Skip the images and copy each record exactly as written.

==== INFORMATION GIVEN ====

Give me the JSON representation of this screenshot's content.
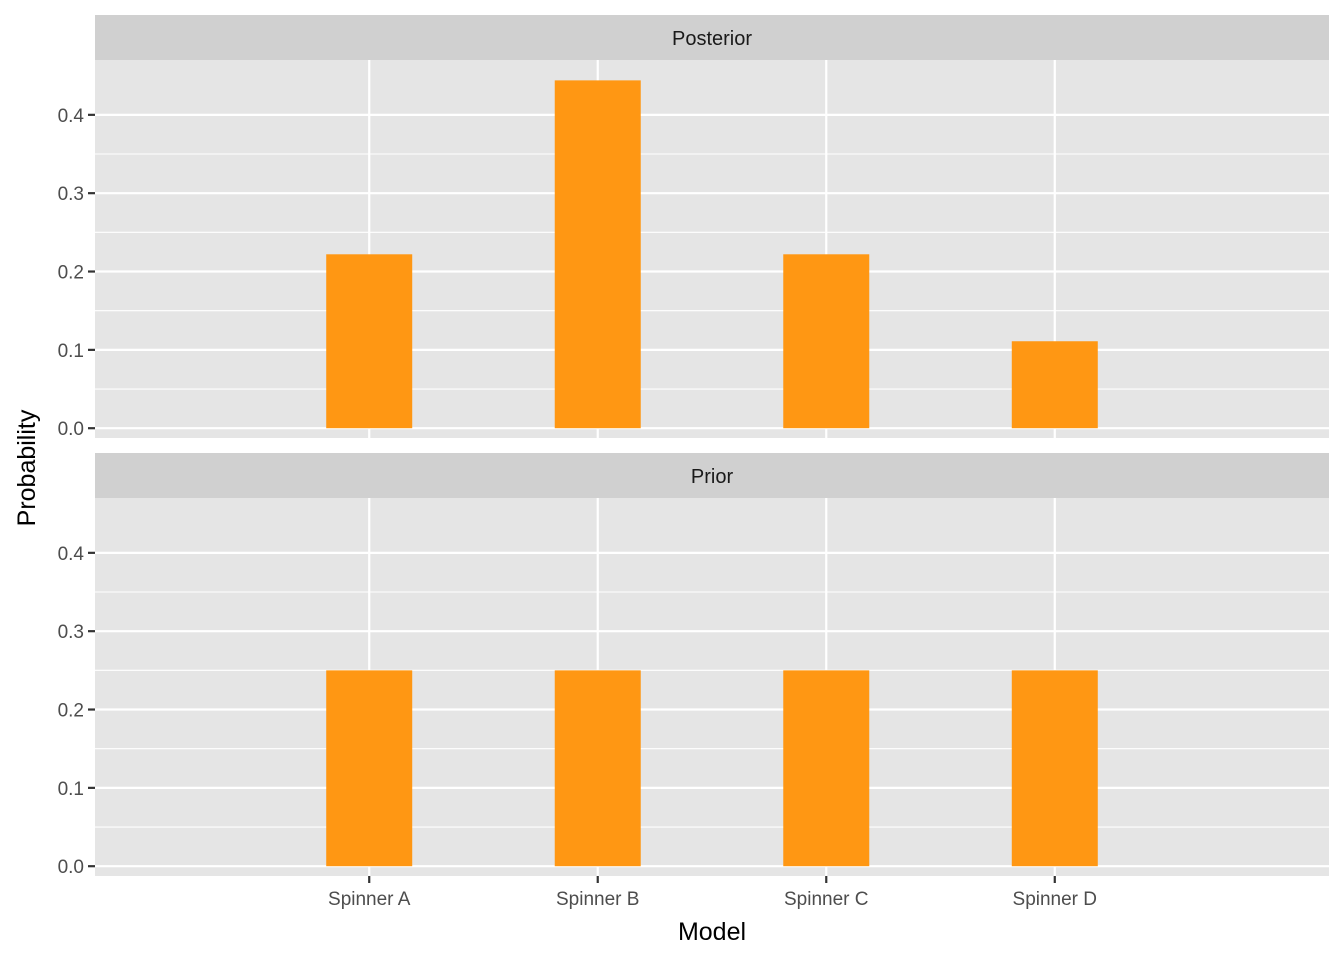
{
  "chart_data": {
    "type": "bar",
    "facet_layout": "vertical",
    "xlabel": "Model",
    "ylabel": "Probability",
    "categories": [
      "Spinner A",
      "Spinner B",
      "Spinner C",
      "Spinner D"
    ],
    "ylim": [
      -0.0125,
      0.47
    ],
    "yticks": [
      0.0,
      0.1,
      0.2,
      0.3,
      0.4
    ],
    "ytick_labels": [
      "0.0",
      "0.1",
      "0.2",
      "0.3",
      "0.4"
    ],
    "grid": true,
    "bar_color": "#FF9713",
    "panel_background": "#E5E5E5",
    "strip_background": "#D0D0D0",
    "gridline_color": "#FFFFFF",
    "panels": [
      {
        "title": "Posterior",
        "values": [
          0.222,
          0.444,
          0.222,
          0.111
        ]
      },
      {
        "title": "Prior",
        "values": [
          0.25,
          0.25,
          0.25,
          0.25
        ]
      }
    ]
  }
}
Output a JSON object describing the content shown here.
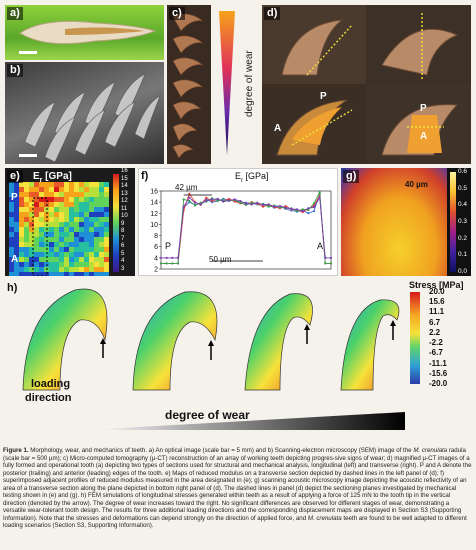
{
  "panels": {
    "a": {
      "label": "a)"
    },
    "b": {
      "label": "b)"
    },
    "c": {
      "label": "c)",
      "wear_axis_label": "degree of wear"
    },
    "d": {
      "label": "d)",
      "marker_p": "P",
      "marker_a": "A",
      "marker_p2": "P",
      "marker_a2": "A"
    },
    "e": {
      "label": "e)",
      "title": "E",
      "title_sub": "r",
      "title_unit": " [GPa]",
      "marker_p": "P",
      "marker_a": "A",
      "colorbar_ticks": [
        "16",
        "15",
        "14",
        "13",
        "12",
        "11",
        "10",
        "9",
        "8",
        "7",
        "6",
        "5",
        "4",
        "3"
      ]
    },
    "f": {
      "label": "f)",
      "title": "E",
      "title_sub": "r",
      "title_unit": " [GPa]",
      "top_dim": "42 µm",
      "bottom_dim": "50 µm",
      "marker_p": "P",
      "marker_a": "A"
    },
    "g": {
      "label": "g)",
      "dim": "40 µm",
      "colorbar_ticks": [
        "0.6",
        "0.5",
        "0.4",
        "0.3",
        "0.2",
        "0.1",
        "0.0"
      ]
    },
    "h": {
      "label": "h)",
      "stress_title": "Stress [MPa]",
      "stress_ticks": [
        "20.0",
        "15.6",
        "11.1",
        "6.7",
        "2.2",
        "-2.2",
        "-6.7",
        "-11.1",
        "-15.6",
        "-20.0"
      ],
      "loading_label_1": "loading",
      "loading_label_2": "direction",
      "wear_label": "degree of wear"
    }
  },
  "chart_data": {
    "type": "line",
    "title": "E",
    "ylabel": "",
    "xlabel": "",
    "ylim": [
      2,
      16
    ],
    "yticks": [
      2,
      4,
      6,
      8,
      10,
      12,
      14,
      16
    ],
    "x": [
      0,
      1,
      2,
      3,
      4,
      5,
      6,
      7,
      8,
      9,
      10,
      11,
      12,
      13,
      14,
      15,
      16,
      17,
      18,
      19,
      20,
      21,
      22,
      23,
      24,
      25,
      26,
      27,
      28,
      29,
      30
    ],
    "series": [
      {
        "values": [
          3,
          3,
          3,
          3,
          13,
          14,
          13.5,
          13.8,
          14.5,
          14,
          14.2,
          14.6,
          14.4,
          14.2,
          14,
          13.9,
          13.8,
          13.6,
          13.7,
          13.4,
          13,
          13.2,
          12.8,
          12.5,
          12.3,
          12.5,
          12,
          12.4,
          15.5,
          3,
          3
        ],
        "color": "#3f6fd6"
      },
      {
        "values": [
          3,
          3,
          3,
          3,
          12.5,
          15.5,
          14,
          13.5,
          14.8,
          14.2,
          14.5,
          14.2,
          14.6,
          14.1,
          13.8,
          13.6,
          14,
          13.7,
          13.2,
          13.5,
          13.1,
          12.9,
          13.3,
          12.7,
          12.6,
          12.2,
          12.8,
          13.4,
          15.2,
          3,
          3
        ],
        "color": "#e0403a"
      },
      {
        "values": [
          3,
          3,
          3,
          3,
          14.5,
          14.2,
          13.4,
          13.9,
          14.1,
          14.7,
          14.3,
          14.4,
          14.2,
          14.4,
          13.9,
          13.5,
          13.9,
          13.8,
          13.6,
          13.2,
          13.4,
          13.1,
          12.9,
          12.9,
          12.4,
          12.7,
          12.6,
          13.8,
          15.8,
          3,
          3
        ],
        "color": "#3aa24b"
      },
      {
        "values": [
          4,
          4,
          4,
          4,
          13.2,
          14.8,
          13.9,
          13.6,
          14.3,
          14.5,
          14.6,
          14.1,
          14.3,
          14.5,
          14.2,
          13.7,
          13.6,
          13.9,
          13.5,
          13.6,
          13.2,
          13.3,
          13,
          12.8,
          12.7,
          12.4,
          12.9,
          13.1,
          14.8,
          4,
          4
        ],
        "color": "#7a3fb0"
      }
    ]
  },
  "caption": {
    "fig": "Figure 1.",
    "p1": " Morphology, wear, and mechanics of teeth. a) An optical image (scale bar = 5 mm) and b) Scanning-electron microscopy (SEM) image of the ",
    "species1": "M. crenulata",
    "p2": " radula (scale bar = 500 µm); c) Micro-computed tomography (µ-CT) reconstruction of an array of working teeth depicting progres-sive signs of wear; d) magnified µ-CT images of a fully formed and operational tooth (a) depicting two types of sections used for structural and mechanical analysis, longitudinal (left) and transverse (right). P and A denote the posterior (trailing) and anterior (leading) edges of the tooth. e) Maps of reduced modulus on a transverse section depicted by dashed lines in the left panel of (d); f) superimposed adjacent profiles of reduced modulus measured in the area designated in (e); g) scanning acoustic microscopy image depicting the acoustic reflectivity of an area of a transverse section along the plane depicted in bottom right panel of (d). The dashed lines in panel (d) depict the sectioning planes investigated by mechanical testing shown in (e) and (g). h) FEM simulations of longitudinal stresses generated within teeth as a result of applying a force of 125 mN to the tooth tip in the vertical direction (denoted by the arrow). The degree of wear increases toward the right. No significant differences are observed for different stages of wear, demonstrating a versatile wear-tolerant tooth design. The results for three additional loading directions and the corresponding displacement maps are displayed in Section S3 (Supporting Information). Note that the stresses and deformations can depend strongly on the direction of applied force, and ",
    "species2": "M. crenulata",
    "p3": " teeth are found to be well adapted to different loading scenarios (Section S3, Supporting Information)."
  },
  "colors": {
    "background": "#f5f2ec",
    "stress_high": "#d7191c",
    "stress_low": "#2b3ba8",
    "wear_gradient_top": "#f7a21b",
    "wear_gradient_bottom": "#120a4a"
  }
}
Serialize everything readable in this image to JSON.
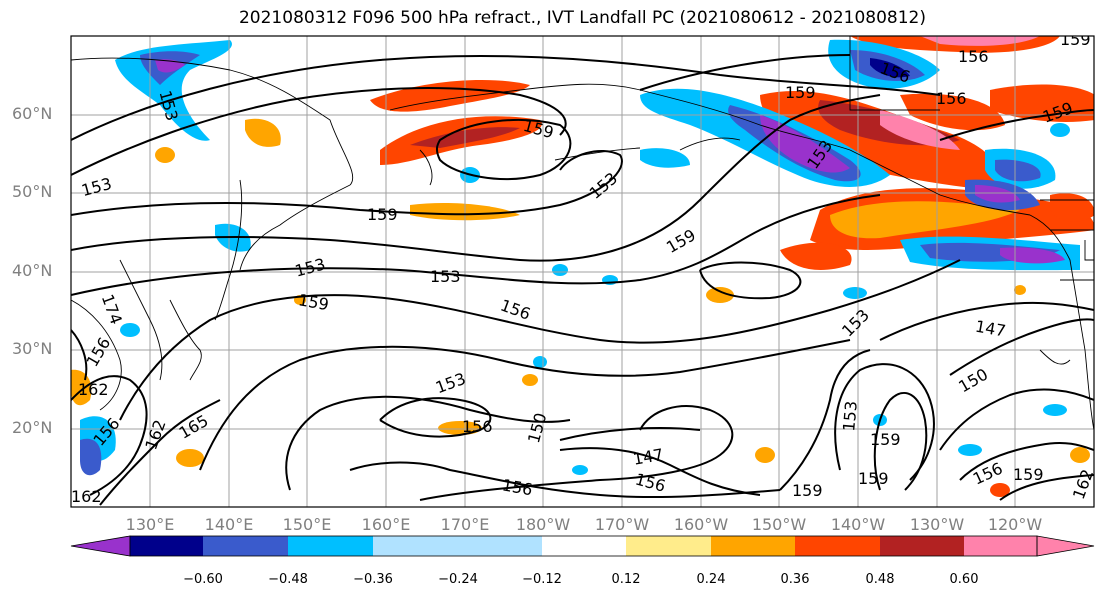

====

EXERCISE SOLUTION:
Give me the JSON representation of this screenshot's content.
{
  "chart_data": {
    "type": "bar",
    "facet_layout": "vertical",
    "xlabel": "Model",
    "ylabel": "Probability",
    "categories": [
      "Spinner A",
      "Spinner B",
      "Spinner C",
      "Spinner D"
    ],
    "ylim": [
      -0.0125,
      0.47
    ],
    "yticks": [
      0.0,
      0.1,
      0.2,
      0.3,
      0.4
    ],
    "ytick_labels": [
      "0.0",
      "0.1",
      "0.2",
      "0.3",
      "0.4"
    ],
    "grid": true,
    "bar_color": "#FF9713",
    "panel_background": "#E5E5E5",
    "strip_background": "#D0D0D0",
    "gridline_color": "#FFFFFF",
    "panels": [
      {
        "title": "Posterior",
        "values": [
          0.222,
          0.444,
          0.222,
          0.111
        ]
      },
      {
        "title": "Prior",
        "values": [
          0.25,
          0.25,
          0.25,
          0.25
        ]
      }
    ]
  }
}
Output a JSON object describing the content shown here.
{
  "panels": {
    "a": {
      "label": "a)"
    },
    "b": {
      "label": "b)"
    },
    "c": {
      "label": "c)",
      "wear_axis_label": "degree of wear"
    },
    "d": {
      "label": "d)",
      "marker_p": "P",
      "marker_a": "A",
      "marker_p2": "P",
      "marker_a2": "A"
    },
    "e": {
      "label": "e)",
      "title": "E",
      "title_sub": "r",
      "title_unit": " [GPa]",
      "marker_p": "P",
      "marker_a": "A",
      "colorbar_ticks": [
        "16",
        "15",
        "14",
        "13",
        "12",
        "11",
        "10",
        "9",
        "8",
        "7",
        "6",
        "5",
        "4",
        "3"
      ]
    },
    "f": {
      "label": "f)",
      "title": "E",
      "title_sub": "r",
      "title_unit": " [GPa]",
      "top_dim": "42 µm",
      "bottom_dim": "50 µm",
      "marker_p": "P",
      "marker_a": "A"
    },
    "g": {
      "label": "g)",
      "dim": "40 µm",
      "colorbar_ticks": [
        "0.6",
        "0.5",
        "0.4",
        "0.3",
        "0.2",
        "0.1",
        "0.0"
      ]
    },
    "h": {
      "label": "h)",
      "stress_title": "Stress [MPa]",
      "stress_ticks": [
        "20.0",
        "15.6",
        "11.1",
        "6.7",
        "2.2",
        "-2.2",
        "-6.7",
        "-11.1",
        "-15.6",
        "-20.0"
      ],
      "loading_label_1": "loading",
      "loading_label_2": "direction",
      "wear_label": "degree of wear"
    }
  },
  "chart_data": {
    "type": "line",
    "title": "E",
    "ylabel": "",
    "xlabel": "",
    "ylim": [
      2,
      16
    ],
    "yticks": [
      2,
      4,
      6,
      8,
      10,
      12,
      14,
      16
    ],
    "x": [
      0,
      1,
      2,
      3,
      4,
      5,
      6,
      7,
      8,
      9,
      10,
      11,
      12,
      13,
      14,
      15,
      16,
      17,
      18,
      19,
      20,
      21,
      22,
      23,
      24,
      25,
      26,
      27,
      28,
      29,
      30
    ],
    "series": [
      {
        "values": [
          3,
          3,
          3,
          3,
          13,
          14,
          13.5,
          13.8,
          14.5,
          14,
          14.2,
          14.6,
          14.4,
          14.2,
          14,
          13.9,
          13.8,
          13.6,
          13.7,
          13.4,
          13,
          13.2,
          12.8,
          12.5,
          12.3,
          12.5,
          12,
          12.4,
          15.5,
          3,
          3
        ],
        "color": "#3f6fd6"
      },
      {
        "values": [
          3,
          3,
          3,
          3,
          12.5,
          15.5,
          14,
          13.5,
          14.8,
          14.2,
          14.5,
          14.2,
          14.6,
          14.1,
          13.8,
          13.6,
          14,
          13.7,
          13.2,
          13.5,
          13.1,
          12.9,
          13.3,
          12.7,
          12.6,
          12.2,
          12.8,
          13.4,
          15.2,
          3,
          3
        ],
        "color": "#e0403a"
      },
      {
        "values": [
          3,
          3,
          3,
          3,
          14.5,
          14.2,
          13.4,
          13.9,
          14.1,
          14.7,
          14.3,
          14.4,
          14.2,
          14.4,
          13.9,
          13.5,
          13.9,
          13.8,
          13.6,
          13.2,
          13.4,
          13.1,
          12.9,
          12.9,
          12.4,
          12.7,
          12.6,
          13.8,
          15.8,
          3,
          3
        ],
        "color": "#3aa24b"
      },
      {
        "values": [
          4,
          4,
          4,
          4,
          13.2,
          14.8,
          13.9,
          13.6,
          14.3,
          14.5,
          14.6,
          14.1,
          14.3,
          14.5,
          14.2,
          13.7,
          13.6,
          13.9,
          13.5,
          13.6,
          13.2,
          13.3,
          13,
          12.8,
          12.7,
          12.4,
          12.9,
          13.1,
          14.8,
          4,
          4
        ],
        "color": "#7a3fb0"
      }
    ]
  },
  "caption": {
    "fig": "Figure 1.",
    "p1": " Morphology, wear, and mechanics of teeth. a) An optical image (scale bar = 5 mm) and b) Scanning-electron microscopy (SEM) image of the ",
    "species1": "M. crenulata",
    "p2": " radula (scale bar = 500 µm); c) Micro-computed tomography (µ-CT) reconstruction of an array of working teeth depicting progres-sive signs of wear; d) magnified µ-CT images of a fully formed and operational tooth (a) depicting two types of sections used for structural and mechanical analysis, longitudinal (left) and transverse (right). P and A denote the posterior (trailing) and anterior (leading) edges of the tooth. e) Maps of reduced modulus on a transverse section depicted by dashed lines in the left panel of (d); f) superimposed adjacent profiles of reduced modulus measured in the area designated in (e); g) scanning acoustic microscopy image depicting the acoustic reflectivity of an area of a transverse section along the plane depicted in bottom right panel of (d). The dashed lines in panel (d) depict the sectioning planes investigated by mechanical testing shown in (e) and (g). h) FEM simulations of longitudinal stresses generated within teeth as a result of applying a force of 125 mN to the tooth tip in the vertical direction (denoted by the arrow). The degree of wear increases toward the right. No significant differences are observed for different stages of wear, demonstrating a versatile wear-tolerant tooth design. The results for three additional loading directions and the corresponding displacement maps are displayed in Section S3 (Supporting Information). Note that the stresses and deformations can depend strongly on the direction of applied force, and ",
    "species2": "M. crenulata",
    "p3": " teeth are found to be well adapted to different loading scenarios (Section S3, Supporting Information)."
  },
  "colors": {
    "background": "#f5f2ec",
    "stress_high": "#d7191c",
    "stress_low": "#2b3ba8",
    "wear_gradient_top": "#f7a21b",
    "wear_gradient_bottom": "#120a4a"
  }
}
Serialize everything readable in this image to JSON.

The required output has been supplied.